Task to complete
Check every line of the data below for the string "medicine", and copy the ones that hold it.

Rows from a figure dataset:
+++

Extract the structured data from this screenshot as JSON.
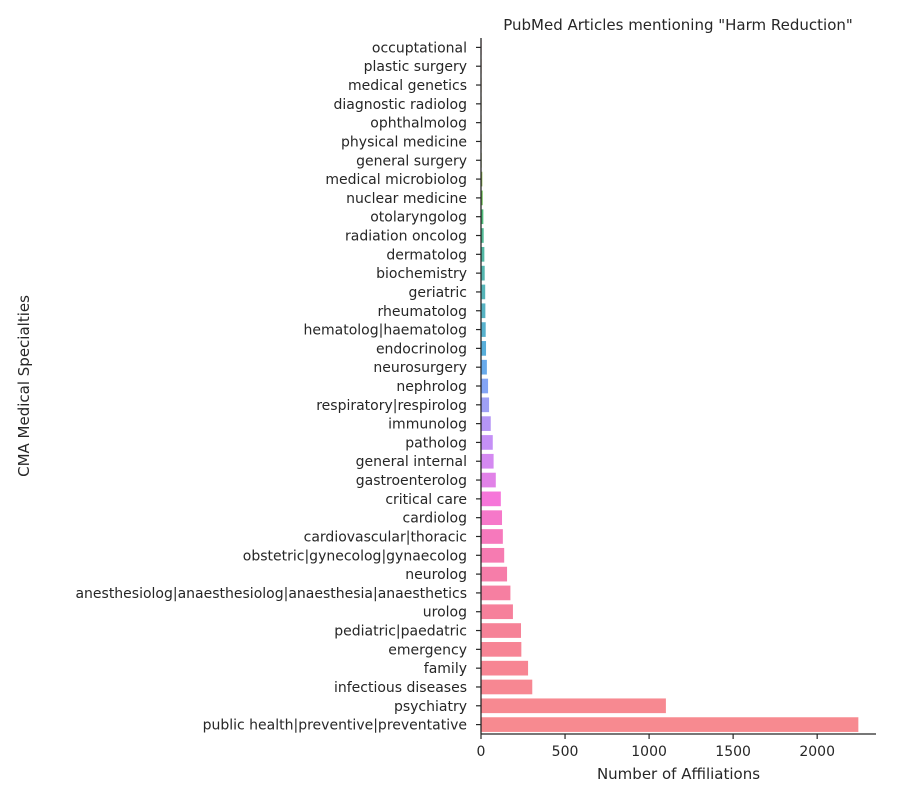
{
  "chart_data": {
    "type": "bar",
    "orientation": "horizontal",
    "title": "PubMed Articles mentioning \"Harm Reduction\"",
    "xlabel": "Number of Affiliations",
    "ylabel": "CMA Medical Specialties",
    "xlim": [
      0,
      2350
    ],
    "xticks": [
      "0",
      "500",
      "1000",
      "1500",
      "2000"
    ],
    "grid": false,
    "categories": [
      "occuptational",
      "plastic surgery",
      "medical genetics",
      "diagnostic radiolog",
      "ophthalmolog",
      "physical medicine",
      "general surgery",
      "medical microbiolog",
      "nuclear medicine",
      "otolaryngolog",
      "radiation oncolog",
      "dermatolog",
      "biochemistry",
      "geriatric",
      "rheumatolog",
      "hematolog|haematolog",
      "endocrinolog",
      "neurosurgery",
      "nephrolog",
      "respiratory|respirolog",
      "immunolog",
      "patholog",
      "general internal",
      "gastroenterolog",
      "critical care",
      "cardiolog",
      "cardiovascular|thoracic",
      "obstetric|gynecolog|gynaecolog",
      "neurolog",
      "anesthesiolog|anaesthesiolog|anaesthesia|anaesthetics",
      "urolog",
      "pediatric|paedatric",
      "emergency",
      "family",
      "infectious diseases",
      "psychiatry",
      "public health|preventive|preventative"
    ],
    "values": [
      1,
      1,
      2,
      2,
      3,
      3,
      4,
      8,
      10,
      14,
      16,
      20,
      22,
      25,
      26,
      28,
      30,
      35,
      42,
      48,
      58,
      70,
      75,
      88,
      118,
      125,
      130,
      138,
      155,
      175,
      190,
      238,
      240,
      280,
      305,
      1100,
      2245
    ],
    "colors": [
      "#f77189",
      "#f7754f",
      "#e48f32",
      "#d09b31",
      "#bea431",
      "#aba932",
      "#97af31",
      "#7aa931",
      "#50b131",
      "#33b064",
      "#34ae82",
      "#35ab94",
      "#36a9a1",
      "#37a7ac",
      "#38a5b7",
      "#39a3c4",
      "#3aa0d3",
      "#4e9be8",
      "#6e95f4",
      "#8e8ff4",
      "#a884f4",
      "#bb7cf4",
      "#cc74ee",
      "#dc6ce3",
      "#f45ed2",
      "#f460c0",
      "#f462b0",
      "#f564a3",
      "#f5669a",
      "#f56891",
      "#f56a8a",
      "#f56c85",
      "#f66e82",
      "#f67080",
      "#f6727f",
      "#f6747e",
      "#f6767d"
    ],
    "bar_fill_opacity": 0.85
  }
}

+++

Task solution
      "physical medicine",
      "nuclear medicine",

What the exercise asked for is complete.